» **Input material**
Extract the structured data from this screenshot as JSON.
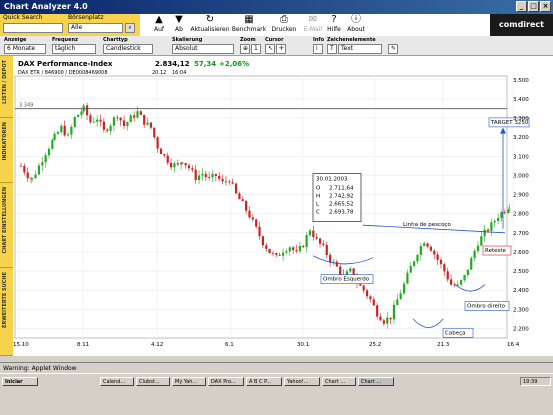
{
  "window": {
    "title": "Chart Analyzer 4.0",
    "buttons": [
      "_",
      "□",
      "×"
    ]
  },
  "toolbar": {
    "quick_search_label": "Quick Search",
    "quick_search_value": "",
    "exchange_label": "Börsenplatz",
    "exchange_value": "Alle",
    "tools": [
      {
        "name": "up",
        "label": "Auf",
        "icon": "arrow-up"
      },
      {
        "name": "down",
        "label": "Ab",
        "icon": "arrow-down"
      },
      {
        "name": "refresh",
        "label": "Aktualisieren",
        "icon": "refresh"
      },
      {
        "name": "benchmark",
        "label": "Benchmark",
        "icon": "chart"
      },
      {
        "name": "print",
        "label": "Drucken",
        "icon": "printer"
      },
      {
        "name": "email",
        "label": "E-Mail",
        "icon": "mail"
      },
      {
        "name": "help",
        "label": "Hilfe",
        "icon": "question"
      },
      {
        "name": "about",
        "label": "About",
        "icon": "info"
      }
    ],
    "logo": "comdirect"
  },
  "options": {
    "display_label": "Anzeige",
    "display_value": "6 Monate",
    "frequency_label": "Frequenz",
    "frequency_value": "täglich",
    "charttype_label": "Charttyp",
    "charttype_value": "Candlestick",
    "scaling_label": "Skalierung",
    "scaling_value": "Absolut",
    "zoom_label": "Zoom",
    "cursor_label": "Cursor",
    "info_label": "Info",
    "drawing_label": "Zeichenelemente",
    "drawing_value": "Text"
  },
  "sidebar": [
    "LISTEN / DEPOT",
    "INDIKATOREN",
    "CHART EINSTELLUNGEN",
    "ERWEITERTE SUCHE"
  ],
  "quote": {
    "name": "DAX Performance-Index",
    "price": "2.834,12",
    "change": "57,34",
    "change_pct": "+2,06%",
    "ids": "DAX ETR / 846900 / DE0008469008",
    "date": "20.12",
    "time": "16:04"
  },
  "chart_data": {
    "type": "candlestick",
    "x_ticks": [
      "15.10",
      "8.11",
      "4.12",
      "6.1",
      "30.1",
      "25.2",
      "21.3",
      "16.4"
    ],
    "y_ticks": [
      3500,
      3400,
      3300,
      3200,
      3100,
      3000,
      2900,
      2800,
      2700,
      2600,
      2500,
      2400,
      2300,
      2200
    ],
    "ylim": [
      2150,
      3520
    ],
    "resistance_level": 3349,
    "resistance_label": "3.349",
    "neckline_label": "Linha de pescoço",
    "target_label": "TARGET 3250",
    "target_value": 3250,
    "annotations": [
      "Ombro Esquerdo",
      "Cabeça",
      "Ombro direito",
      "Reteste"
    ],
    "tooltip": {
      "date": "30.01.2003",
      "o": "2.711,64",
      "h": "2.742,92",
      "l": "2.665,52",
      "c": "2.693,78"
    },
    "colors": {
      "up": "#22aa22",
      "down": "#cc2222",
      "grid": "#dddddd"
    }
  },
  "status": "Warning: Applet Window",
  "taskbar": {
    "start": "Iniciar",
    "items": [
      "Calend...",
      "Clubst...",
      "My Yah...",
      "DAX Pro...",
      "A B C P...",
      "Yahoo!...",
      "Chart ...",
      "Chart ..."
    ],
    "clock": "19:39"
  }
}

» **Exercise goal**
Transcribe the full listing above exactly as it stands, minus the pictures.

» **Exercise result**
Extract the structured data from this screenshot as JSON.
{
  "window": {
    "title": "Chart Analyzer 4.0",
    "buttons": [
      "_",
      "□",
      "×"
    ]
  },
  "toolbar": {
    "quick_search_label": "Quick Search",
    "quick_search_value": "",
    "exchange_label": "Börsenplatz",
    "exchange_value": "Alle",
    "tools": [
      {
        "name": "up",
        "label": "Auf",
        "icon": "arrow-up"
      },
      {
        "name": "down",
        "label": "Ab",
        "icon": "arrow-down"
      },
      {
        "name": "refresh",
        "label": "Aktualisieren",
        "icon": "refresh"
      },
      {
        "name": "benchmark",
        "label": "Benchmark",
        "icon": "chart"
      },
      {
        "name": "print",
        "label": "Drucken",
        "icon": "printer"
      },
      {
        "name": "email",
        "label": "E-Mail",
        "icon": "mail"
      },
      {
        "name": "help",
        "label": "Hilfe",
        "icon": "question"
      },
      {
        "name": "about",
        "label": "About",
        "icon": "info"
      }
    ],
    "logo": "comdirect"
  },
  "options": {
    "display_label": "Anzeige",
    "display_value": "6 Monate",
    "frequency_label": "Frequenz",
    "frequency_value": "täglich",
    "charttype_label": "Charttyp",
    "charttype_value": "Candlestick",
    "scaling_label": "Skalierung",
    "scaling_value": "Absolut",
    "zoom_label": "Zoom",
    "cursor_label": "Cursor",
    "info_label": "Info",
    "drawing_label": "Zeichenelemente",
    "drawing_value": "Text"
  },
  "sidebar": [
    "LISTEN / DEPOT",
    "INDIKATOREN",
    "CHART EINSTELLUNGEN",
    "ERWEITERTE SUCHE"
  ],
  "quote": {
    "name": "DAX Performance-Index",
    "price": "2.834,12",
    "change": "57,34",
    "change_pct": "+2,06%",
    "ids": "DAX ETR / 846900 / DE0008469008",
    "date": "20.12",
    "time": "16:04"
  },
  "chart_data": {
    "type": "candlestick",
    "x_ticks": [
      "15.10",
      "8.11",
      "4.12",
      "6.1",
      "30.1",
      "25.2",
      "21.3",
      "16.4"
    ],
    "y_ticks": [
      3500,
      3400,
      3300,
      3200,
      3100,
      3000,
      2900,
      2800,
      2700,
      2600,
      2500,
      2400,
      2300,
      2200
    ],
    "ylim": [
      2150,
      3520
    ],
    "resistance_level": 3349,
    "resistance_label": "3.349",
    "neckline_label": "Linha de pescoço",
    "target_label": "TARGET 3250",
    "target_value": 3250,
    "annotations": [
      "Ombro Esquerdo",
      "Cabeça",
      "Ombro direito",
      "Reteste"
    ],
    "tooltip": {
      "date": "30.01.2003",
      "o": "2.711,64",
      "h": "2.742,92",
      "l": "2.665,52",
      "c": "2.693,78"
    },
    "colors": {
      "up": "#22aa22",
      "down": "#cc2222",
      "grid": "#dddddd"
    }
  },
  "status": "Warning: Applet Window",
  "taskbar": {
    "start": "Iniciar",
    "items": [
      "Calend...",
      "Clubst...",
      "My Yah...",
      "DAX Pro...",
      "A B C P...",
      "Yahoo!...",
      "Chart ...",
      "Chart ..."
    ],
    "clock": "19:39"
  }
}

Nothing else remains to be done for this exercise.